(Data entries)
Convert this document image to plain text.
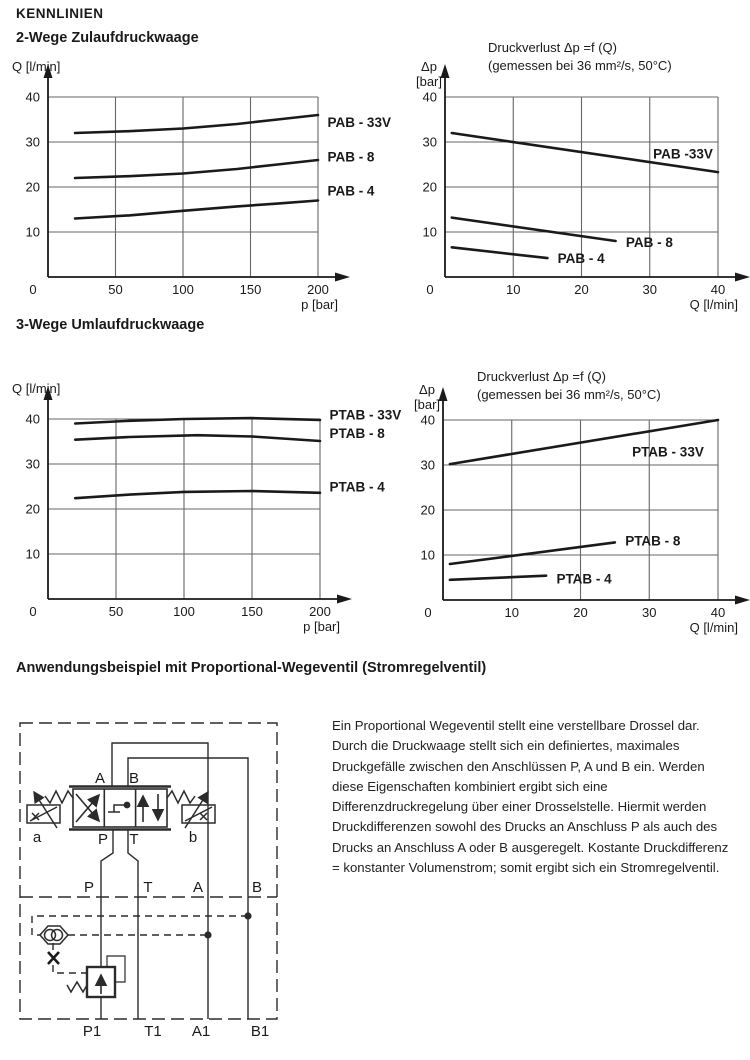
KENNLINIEN
2-Wege Zulaufdruckwaage
0	50	100	150	200
10
20
30
40
Q [l/min]
p [bar]
PAB - 33V
PAB - 8
PAB - 4
0	10	20	30	40
10
20
30
40
Δp
[bar]
Q [l/min]
Druckverlust Δp =f (Q)
(gemessen bei 36 mm²/s, 50°C)
PAB -33V
PAB - 8
PAB - 4
3-Wege Umlaufdruckwaage
0	50	100	150	200
10
20
30
40
Q [l/min]
p [bar]
PTAB - 33V
PTAB - 8
PTAB - 4
0	10	20	30	40
10
20
30
40
Δp
[bar]
Q [l/min]
Druckverlust Δp =f (Q)
(gemessen bei 36 mm²/s, 50°C)
PTAB - 33V
PTAB - 8
PTAB - 4
Anwendungsbeispiel mit Proportional-Wegeventil (Stromregelventil)
A B
P T
a	b
P	T	A	B
P1	T1 A1	B1
Ein Proportional Wegeventil stellt eine verstellbare Drossel dar. Durch die Druckwaage stellt sich ein definiertes, maximales Druckgefälle zwischen den Anschlüssen P, A und B ein. Werden diese Eigenschaften kombiniert ergibt sich eine Differenzdruckregelung über einer Drosselstelle. Hiermit werden Druckdifferenzen sowohl des Drucks an Anschluss P als auch des Drucks an Anschluss A oder B ausgeregelt. Kostante Druckdifferenz = konstanter Volumenstrom; somit ergibt sich ein Stromregelventil.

Written task:
Word for word, quote the lines above. Omit the pictures.

In response:
Convert this document image to plain text.
KENNLINIEN
2-Wege Zulaufdruckwaage
0	50	100	150	200
10
20
30
40
Q [l/min]
p [bar]
PAB - 33V
PAB - 8
PAB - 4
0	10	20	30	40
10
20
30
40
Δp
[bar]
Q [l/min]
Druckverlust Δp =f (Q)
(gemessen bei 36 mm²/s, 50°C)
PAB -33V
PAB - 8
PAB - 4
3-Wege Umlaufdruckwaage
0	50	100	150	200
10
20
30
40
Q [l/min]
p [bar]
PTAB - 33V
PTAB - 8
PTAB - 4
0	10	20	30	40
10
20
30
40
Δp
[bar]
Q [l/min]
Druckverlust Δp =f (Q)
(gemessen bei 36 mm²/s, 50°C)
PTAB - 33V
PTAB - 8
PTAB - 4
Anwendungsbeispiel mit Proportional-Wegeventil (Stromregelventil)
A B
P T
a	b
P	T	A	B
P1	T1 A1	B1
Ein Proportional Wegeventil stellt eine verstellbare Drossel dar. Durch die Druckwaage stellt sich ein definiertes, maximales Druckgefälle zwischen den Anschlüssen P, A und B ein. Werden diese Eigenschaften kombiniert ergibt sich eine Differenzdruckregelung über einer Drosselstelle. Hiermit werden Druckdifferenzen sowohl des Drucks an Anschluss P als auch des Drucks an Anschluss A oder B ausgeregelt. Kostante Druckdifferenz = konstanter Volumenstrom; somit ergibt sich ein Stromregelventil.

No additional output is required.